Quote, without change, all of the lines that follow.
——
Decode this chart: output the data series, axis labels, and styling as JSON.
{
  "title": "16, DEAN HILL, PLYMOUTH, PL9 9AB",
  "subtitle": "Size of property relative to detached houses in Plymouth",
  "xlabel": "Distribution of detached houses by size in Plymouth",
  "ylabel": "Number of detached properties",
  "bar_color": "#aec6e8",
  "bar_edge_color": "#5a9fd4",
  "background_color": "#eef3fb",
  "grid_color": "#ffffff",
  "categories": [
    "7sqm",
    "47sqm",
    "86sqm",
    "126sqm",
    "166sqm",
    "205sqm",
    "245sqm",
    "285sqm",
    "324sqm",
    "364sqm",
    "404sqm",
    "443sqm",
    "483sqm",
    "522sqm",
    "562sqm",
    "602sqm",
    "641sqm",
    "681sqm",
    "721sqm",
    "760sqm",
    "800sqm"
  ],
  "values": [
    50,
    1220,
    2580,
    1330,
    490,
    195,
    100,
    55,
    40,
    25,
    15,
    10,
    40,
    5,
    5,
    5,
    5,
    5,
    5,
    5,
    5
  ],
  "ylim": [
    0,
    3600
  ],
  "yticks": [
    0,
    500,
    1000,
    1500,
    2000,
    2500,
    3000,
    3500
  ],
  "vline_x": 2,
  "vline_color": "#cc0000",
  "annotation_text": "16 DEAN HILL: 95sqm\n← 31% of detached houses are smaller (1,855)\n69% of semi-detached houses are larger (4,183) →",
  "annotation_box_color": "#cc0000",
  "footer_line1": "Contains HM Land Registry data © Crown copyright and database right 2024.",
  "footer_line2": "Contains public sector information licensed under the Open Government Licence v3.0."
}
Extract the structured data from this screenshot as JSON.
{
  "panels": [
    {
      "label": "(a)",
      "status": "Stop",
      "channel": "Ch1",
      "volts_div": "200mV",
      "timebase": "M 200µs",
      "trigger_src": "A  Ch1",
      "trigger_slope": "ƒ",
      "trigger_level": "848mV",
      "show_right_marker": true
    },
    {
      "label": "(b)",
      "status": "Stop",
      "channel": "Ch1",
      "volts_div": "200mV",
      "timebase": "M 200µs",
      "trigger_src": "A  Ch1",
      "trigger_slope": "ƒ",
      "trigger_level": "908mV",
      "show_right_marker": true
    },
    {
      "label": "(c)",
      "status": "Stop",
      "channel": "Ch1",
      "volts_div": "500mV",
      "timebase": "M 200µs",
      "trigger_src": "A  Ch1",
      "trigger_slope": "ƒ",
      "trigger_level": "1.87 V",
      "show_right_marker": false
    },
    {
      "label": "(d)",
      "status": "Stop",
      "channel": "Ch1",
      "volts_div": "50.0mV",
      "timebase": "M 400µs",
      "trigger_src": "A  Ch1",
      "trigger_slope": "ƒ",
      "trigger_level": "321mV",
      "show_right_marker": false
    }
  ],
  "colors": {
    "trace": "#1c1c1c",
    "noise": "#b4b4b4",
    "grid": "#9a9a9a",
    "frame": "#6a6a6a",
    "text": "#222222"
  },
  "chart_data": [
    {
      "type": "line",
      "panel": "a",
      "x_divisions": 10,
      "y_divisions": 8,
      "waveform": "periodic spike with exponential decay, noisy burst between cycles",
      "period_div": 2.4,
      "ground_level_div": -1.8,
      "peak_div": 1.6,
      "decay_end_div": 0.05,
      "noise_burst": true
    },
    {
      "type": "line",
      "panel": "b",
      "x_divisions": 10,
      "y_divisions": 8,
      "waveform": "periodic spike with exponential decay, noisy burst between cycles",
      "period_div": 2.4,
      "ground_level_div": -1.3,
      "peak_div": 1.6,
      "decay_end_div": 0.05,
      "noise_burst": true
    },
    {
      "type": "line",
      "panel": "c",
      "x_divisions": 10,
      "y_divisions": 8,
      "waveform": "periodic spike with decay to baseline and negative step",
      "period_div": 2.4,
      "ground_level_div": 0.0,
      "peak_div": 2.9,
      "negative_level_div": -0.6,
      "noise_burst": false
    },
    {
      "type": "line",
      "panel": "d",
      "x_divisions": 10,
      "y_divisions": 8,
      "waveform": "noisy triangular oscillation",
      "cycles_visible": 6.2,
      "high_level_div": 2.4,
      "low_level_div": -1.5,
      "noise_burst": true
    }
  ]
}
——
• _TASK SOLUTION_
Decode this chart: output the data series, axis labels, and styling as JSON.
{
  "title": "16, DEAN HILL, PLYMOUTH, PL9 9AB",
  "subtitle": "Size of property relative to detached houses in Plymouth",
  "xlabel": "Distribution of detached houses by size in Plymouth",
  "ylabel": "Number of detached properties",
  "bar_color": "#aec6e8",
  "bar_edge_color": "#5a9fd4",
  "background_color": "#eef3fb",
  "grid_color": "#ffffff",
  "categories": [
    "7sqm",
    "47sqm",
    "86sqm",
    "126sqm",
    "166sqm",
    "205sqm",
    "245sqm",
    "285sqm",
    "324sqm",
    "364sqm",
    "404sqm",
    "443sqm",
    "483sqm",
    "522sqm",
    "562sqm",
    "602sqm",
    "641sqm",
    "681sqm",
    "721sqm",
    "760sqm",
    "800sqm"
  ],
  "values": [
    50,
    1220,
    2580,
    1330,
    490,
    195,
    100,
    55,
    40,
    25,
    15,
    10,
    40,
    5,
    5,
    5,
    5,
    5,
    5,
    5,
    5
  ],
  "ylim": [
    0,
    3600
  ],
  "yticks": [
    0,
    500,
    1000,
    1500,
    2000,
    2500,
    3000,
    3500
  ],
  "vline_x": 2,
  "vline_color": "#cc0000",
  "annotation_text": "16 DEAN HILL: 95sqm\n← 31% of detached houses are smaller (1,855)\n69% of semi-detached houses are larger (4,183) →",
  "annotation_box_color": "#cc0000",
  "footer_line1": "Contains HM Land Registry data © Crown copyright and database right 2024.",
  "footer_line2": "Contains public sector information licensed under the Open Government Licence v3.0."
}
Extract the structured data from this screenshot as JSON.
{
  "panels": [
    {
      "label": "(a)",
      "status": "Stop",
      "channel": "Ch1",
      "volts_div": "200mV",
      "timebase": "M 200µs",
      "trigger_src": "A  Ch1",
      "trigger_slope": "ƒ",
      "trigger_level": "848mV",
      "show_right_marker": true
    },
    {
      "label": "(b)",
      "status": "Stop",
      "channel": "Ch1",
      "volts_div": "200mV",
      "timebase": "M 200µs",
      "trigger_src": "A  Ch1",
      "trigger_slope": "ƒ",
      "trigger_level": "908mV",
      "show_right_marker": true
    },
    {
      "label": "(c)",
      "status": "Stop",
      "channel": "Ch1",
      "volts_div": "500mV",
      "timebase": "M 200µs",
      "trigger_src": "A  Ch1",
      "trigger_slope": "ƒ",
      "trigger_level": "1.87 V",
      "show_right_marker": false
    },
    {
      "label": "(d)",
      "status": "Stop",
      "channel": "Ch1",
      "volts_div": "50.0mV",
      "timebase": "M 400µs",
      "trigger_src": "A  Ch1",
      "trigger_slope": "ƒ",
      "trigger_level": "321mV",
      "show_right_marker": false
    }
  ],
  "colors": {
    "trace": "#1c1c1c",
    "noise": "#b4b4b4",
    "grid": "#9a9a9a",
    "frame": "#6a6a6a",
    "text": "#222222"
  },
  "chart_data": [
    {
      "type": "line",
      "panel": "a",
      "x_divisions": 10,
      "y_divisions": 8,
      "waveform": "periodic spike with exponential decay, noisy burst between cycles",
      "period_div": 2.4,
      "ground_level_div": -1.8,
      "peak_div": 1.6,
      "decay_end_div": 0.05,
      "noise_burst": true
    },
    {
      "type": "line",
      "panel": "b",
      "x_divisions": 10,
      "y_divisions": 8,
      "waveform": "periodic spike with exponential decay, noisy burst between cycles",
      "period_div": 2.4,
      "ground_level_div": -1.3,
      "peak_div": 1.6,
      "decay_end_div": 0.05,
      "noise_burst": true
    },
    {
      "type": "line",
      "panel": "c",
      "x_divisions": 10,
      "y_divisions": 8,
      "waveform": "periodic spike with decay to baseline and negative step",
      "period_div": 2.4,
      "ground_level_div": 0.0,
      "peak_div": 2.9,
      "negative_level_div": -0.6,
      "noise_burst": false
    },
    {
      "type": "line",
      "panel": "d",
      "x_divisions": 10,
      "y_divisions": 8,
      "waveform": "noisy triangular oscillation",
      "cycles_visible": 6.2,
      "high_level_div": 2.4,
      "low_level_div": -1.5,
      "noise_burst": true
    }
  ]
}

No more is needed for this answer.